● **STATED TASK**
The entire listing is to be repeated verbatim.

● **INPUT**
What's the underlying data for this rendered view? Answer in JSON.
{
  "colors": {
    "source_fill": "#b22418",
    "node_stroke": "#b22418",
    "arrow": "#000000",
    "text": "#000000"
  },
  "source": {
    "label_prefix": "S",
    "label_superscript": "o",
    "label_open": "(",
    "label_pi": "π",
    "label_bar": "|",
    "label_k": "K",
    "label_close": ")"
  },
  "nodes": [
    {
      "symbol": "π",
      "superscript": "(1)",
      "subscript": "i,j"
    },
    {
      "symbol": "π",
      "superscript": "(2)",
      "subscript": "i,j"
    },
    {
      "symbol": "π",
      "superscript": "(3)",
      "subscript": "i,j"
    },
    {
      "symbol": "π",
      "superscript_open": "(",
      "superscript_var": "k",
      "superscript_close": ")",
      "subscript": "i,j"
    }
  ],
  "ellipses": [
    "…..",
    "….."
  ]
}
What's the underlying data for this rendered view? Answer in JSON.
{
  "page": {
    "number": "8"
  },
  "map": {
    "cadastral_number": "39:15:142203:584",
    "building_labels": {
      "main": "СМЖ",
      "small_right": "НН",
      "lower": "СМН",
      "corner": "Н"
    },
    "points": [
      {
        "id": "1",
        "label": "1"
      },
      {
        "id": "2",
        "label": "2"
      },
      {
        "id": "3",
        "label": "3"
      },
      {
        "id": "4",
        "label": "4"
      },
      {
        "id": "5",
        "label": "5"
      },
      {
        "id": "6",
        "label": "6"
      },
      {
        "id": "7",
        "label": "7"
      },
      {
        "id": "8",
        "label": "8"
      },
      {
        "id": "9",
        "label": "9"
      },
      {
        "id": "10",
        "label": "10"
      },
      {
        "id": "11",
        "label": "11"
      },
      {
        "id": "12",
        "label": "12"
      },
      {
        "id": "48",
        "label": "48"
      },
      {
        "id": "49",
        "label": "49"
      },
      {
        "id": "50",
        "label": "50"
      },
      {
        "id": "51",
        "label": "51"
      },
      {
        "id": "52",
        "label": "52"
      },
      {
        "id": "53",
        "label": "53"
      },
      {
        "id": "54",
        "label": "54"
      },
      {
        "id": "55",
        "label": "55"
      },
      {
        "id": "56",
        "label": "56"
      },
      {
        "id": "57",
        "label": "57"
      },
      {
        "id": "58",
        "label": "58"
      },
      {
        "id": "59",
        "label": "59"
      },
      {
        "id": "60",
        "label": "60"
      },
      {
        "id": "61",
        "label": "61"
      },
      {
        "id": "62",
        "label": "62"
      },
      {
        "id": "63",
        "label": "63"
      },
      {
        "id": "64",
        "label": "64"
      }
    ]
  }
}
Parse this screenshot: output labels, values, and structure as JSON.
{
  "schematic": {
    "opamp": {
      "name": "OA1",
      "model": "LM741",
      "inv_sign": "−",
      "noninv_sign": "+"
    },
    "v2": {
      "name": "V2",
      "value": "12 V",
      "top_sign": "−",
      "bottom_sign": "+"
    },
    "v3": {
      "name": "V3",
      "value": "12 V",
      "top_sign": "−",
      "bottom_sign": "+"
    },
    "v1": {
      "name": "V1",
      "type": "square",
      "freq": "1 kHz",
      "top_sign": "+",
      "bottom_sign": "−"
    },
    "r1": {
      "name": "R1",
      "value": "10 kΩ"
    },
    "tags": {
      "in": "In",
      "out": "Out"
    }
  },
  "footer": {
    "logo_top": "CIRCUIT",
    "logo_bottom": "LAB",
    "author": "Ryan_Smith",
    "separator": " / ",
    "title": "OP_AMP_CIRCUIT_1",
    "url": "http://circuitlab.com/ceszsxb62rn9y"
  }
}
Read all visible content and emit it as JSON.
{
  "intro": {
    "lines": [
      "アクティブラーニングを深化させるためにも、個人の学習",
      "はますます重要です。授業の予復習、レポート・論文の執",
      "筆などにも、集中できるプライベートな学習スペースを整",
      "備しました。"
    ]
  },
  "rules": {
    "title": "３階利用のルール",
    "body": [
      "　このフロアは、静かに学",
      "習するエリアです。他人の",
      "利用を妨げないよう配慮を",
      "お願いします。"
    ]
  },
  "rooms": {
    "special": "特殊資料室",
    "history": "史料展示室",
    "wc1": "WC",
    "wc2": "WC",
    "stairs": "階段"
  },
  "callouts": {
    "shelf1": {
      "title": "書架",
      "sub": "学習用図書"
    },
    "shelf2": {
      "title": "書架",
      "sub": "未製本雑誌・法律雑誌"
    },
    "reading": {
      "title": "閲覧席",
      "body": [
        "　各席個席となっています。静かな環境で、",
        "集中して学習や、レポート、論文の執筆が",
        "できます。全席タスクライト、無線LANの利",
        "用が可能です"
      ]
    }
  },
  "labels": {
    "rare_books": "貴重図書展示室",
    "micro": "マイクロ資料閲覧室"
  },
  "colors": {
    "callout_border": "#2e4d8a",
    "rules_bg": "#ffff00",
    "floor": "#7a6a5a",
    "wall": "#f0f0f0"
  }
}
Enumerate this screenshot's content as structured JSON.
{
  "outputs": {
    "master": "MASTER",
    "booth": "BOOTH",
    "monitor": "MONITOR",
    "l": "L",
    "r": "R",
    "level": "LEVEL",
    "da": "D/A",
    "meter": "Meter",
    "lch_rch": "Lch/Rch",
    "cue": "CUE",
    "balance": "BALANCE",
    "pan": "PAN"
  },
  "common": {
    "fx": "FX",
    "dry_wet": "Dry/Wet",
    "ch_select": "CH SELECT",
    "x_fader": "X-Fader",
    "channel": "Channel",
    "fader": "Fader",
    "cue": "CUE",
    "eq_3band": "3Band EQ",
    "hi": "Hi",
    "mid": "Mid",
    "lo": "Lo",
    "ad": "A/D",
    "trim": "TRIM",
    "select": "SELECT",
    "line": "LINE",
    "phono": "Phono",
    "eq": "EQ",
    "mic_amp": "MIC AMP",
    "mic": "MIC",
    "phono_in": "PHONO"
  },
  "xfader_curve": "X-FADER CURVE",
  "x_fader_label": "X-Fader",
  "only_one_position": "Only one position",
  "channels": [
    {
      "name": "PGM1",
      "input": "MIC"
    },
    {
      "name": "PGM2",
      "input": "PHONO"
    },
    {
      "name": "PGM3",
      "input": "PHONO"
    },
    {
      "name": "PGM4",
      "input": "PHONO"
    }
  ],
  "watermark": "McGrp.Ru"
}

● **SOLVED EXERCISE**
What's the underlying data for this rendered view? Answer in JSON.
{
  "colors": {
    "source_fill": "#b22418",
    "node_stroke": "#b22418",
    "arrow": "#000000",
    "text": "#000000"
  },
  "source": {
    "label_prefix": "S",
    "label_superscript": "o",
    "label_open": "(",
    "label_pi": "π",
    "label_bar": "|",
    "label_k": "K",
    "label_close": ")"
  },
  "nodes": [
    {
      "symbol": "π",
      "superscript": "(1)",
      "subscript": "i,j"
    },
    {
      "symbol": "π",
      "superscript": "(2)",
      "subscript": "i,j"
    },
    {
      "symbol": "π",
      "superscript": "(3)",
      "subscript": "i,j"
    },
    {
      "symbol": "π",
      "superscript_open": "(",
      "superscript_var": "k",
      "superscript_close": ")",
      "subscript": "i,j"
    }
  ],
  "ellipses": [
    "…..",
    "….."
  ]
}
What's the underlying data for this rendered view? Answer in JSON.
{
  "page": {
    "number": "8"
  },
  "map": {
    "cadastral_number": "39:15:142203:584",
    "building_labels": {
      "main": "СМЖ",
      "small_right": "НН",
      "lower": "СМН",
      "corner": "Н"
    },
    "points": [
      {
        "id": "1",
        "label": "1"
      },
      {
        "id": "2",
        "label": "2"
      },
      {
        "id": "3",
        "label": "3"
      },
      {
        "id": "4",
        "label": "4"
      },
      {
        "id": "5",
        "label": "5"
      },
      {
        "id": "6",
        "label": "6"
      },
      {
        "id": "7",
        "label": "7"
      },
      {
        "id": "8",
        "label": "8"
      },
      {
        "id": "9",
        "label": "9"
      },
      {
        "id": "10",
        "label": "10"
      },
      {
        "id": "11",
        "label": "11"
      },
      {
        "id": "12",
        "label": "12"
      },
      {
        "id": "48",
        "label": "48"
      },
      {
        "id": "49",
        "label": "49"
      },
      {
        "id": "50",
        "label": "50"
      },
      {
        "id": "51",
        "label": "51"
      },
      {
        "id": "52",
        "label": "52"
      },
      {
        "id": "53",
        "label": "53"
      },
      {
        "id": "54",
        "label": "54"
      },
      {
        "id": "55",
        "label": "55"
      },
      {
        "id": "56",
        "label": "56"
      },
      {
        "id": "57",
        "label": "57"
      },
      {
        "id": "58",
        "label": "58"
      },
      {
        "id": "59",
        "label": "59"
      },
      {
        "id": "60",
        "label": "60"
      },
      {
        "id": "61",
        "label": "61"
      },
      {
        "id": "62",
        "label": "62"
      },
      {
        "id": "63",
        "label": "63"
      },
      {
        "id": "64",
        "label": "64"
      }
    ]
  }
}
Parse this screenshot: output labels, values, and structure as JSON.
{
  "schematic": {
    "opamp": {
      "name": "OA1",
      "model": "LM741",
      "inv_sign": "−",
      "noninv_sign": "+"
    },
    "v2": {
      "name": "V2",
      "value": "12 V",
      "top_sign": "−",
      "bottom_sign": "+"
    },
    "v3": {
      "name": "V3",
      "value": "12 V",
      "top_sign": "−",
      "bottom_sign": "+"
    },
    "v1": {
      "name": "V1",
      "type": "square",
      "freq": "1 kHz",
      "top_sign": "+",
      "bottom_sign": "−"
    },
    "r1": {
      "name": "R1",
      "value": "10 kΩ"
    },
    "tags": {
      "in": "In",
      "out": "Out"
    }
  },
  "footer": {
    "logo_top": "CIRCUIT",
    "logo_bottom": "LAB",
    "author": "Ryan_Smith",
    "separator": " / ",
    "title": "OP_AMP_CIRCUIT_1",
    "url": "http://circuitlab.com/ceszsxb62rn9y"
  }
}
Read all visible content and emit it as JSON.
{
  "intro": {
    "lines": [
      "アクティブラーニングを深化させるためにも、個人の学習",
      "はますます重要です。授業の予復習、レポート・論文の執",
      "筆などにも、集中できるプライベートな学習スペースを整",
      "備しました。"
    ]
  },
  "rules": {
    "title": "３階利用のルール",
    "body": [
      "　このフロアは、静かに学",
      "習するエリアです。他人の",
      "利用を妨げないよう配慮を",
      "お願いします。"
    ]
  },
  "rooms": {
    "special": "特殊資料室",
    "history": "史料展示室",
    "wc1": "WC",
    "wc2": "WC",
    "stairs": "階段"
  },
  "callouts": {
    "shelf1": {
      "title": "書架",
      "sub": "学習用図書"
    },
    "shelf2": {
      "title": "書架",
      "sub": "未製本雑誌・法律雑誌"
    },
    "reading": {
      "title": "閲覧席",
      "body": [
        "　各席個席となっています。静かな環境で、",
        "集中して学習や、レポート、論文の執筆が",
        "できます。全席タスクライト、無線LANの利",
        "用が可能です"
      ]
    }
  },
  "labels": {
    "rare_books": "貴重図書展示室",
    "micro": "マイクロ資料閲覧室"
  },
  "colors": {
    "callout_border": "#2e4d8a",
    "rules_bg": "#ffff00",
    "floor": "#7a6a5a",
    "wall": "#f0f0f0"
  }
}
Enumerate this screenshot's content as structured JSON.
{
  "outputs": {
    "master": "MASTER",
    "booth": "BOOTH",
    "monitor": "MONITOR",
    "l": "L",
    "r": "R",
    "level": "LEVEL",
    "da": "D/A",
    "meter": "Meter",
    "lch_rch": "Lch/Rch",
    "cue": "CUE",
    "balance": "BALANCE",
    "pan": "PAN"
  },
  "common": {
    "fx": "FX",
    "dry_wet": "Dry/Wet",
    "ch_select": "CH SELECT",
    "x_fader": "X-Fader",
    "channel": "Channel",
    "fader": "Fader",
    "cue": "CUE",
    "eq_3band": "3Band EQ",
    "hi": "Hi",
    "mid": "Mid",
    "lo": "Lo",
    "ad": "A/D",
    "trim": "TRIM",
    "select": "SELECT",
    "line": "LINE",
    "phono": "Phono",
    "eq": "EQ",
    "mic_amp": "MIC AMP",
    "mic": "MIC",
    "phono_in": "PHONO"
  },
  "xfader_curve": "X-FADER CURVE",
  "x_fader_label": "X-Fader",
  "only_one_position": "Only one position",
  "channels": [
    {
      "name": "PGM1",
      "input": "MIC"
    },
    {
      "name": "PGM2",
      "input": "PHONO"
    },
    {
      "name": "PGM3",
      "input": "PHONO"
    },
    {
      "name": "PGM4",
      "input": "PHONO"
    }
  ],
  "watermark": "McGrp.Ru"
}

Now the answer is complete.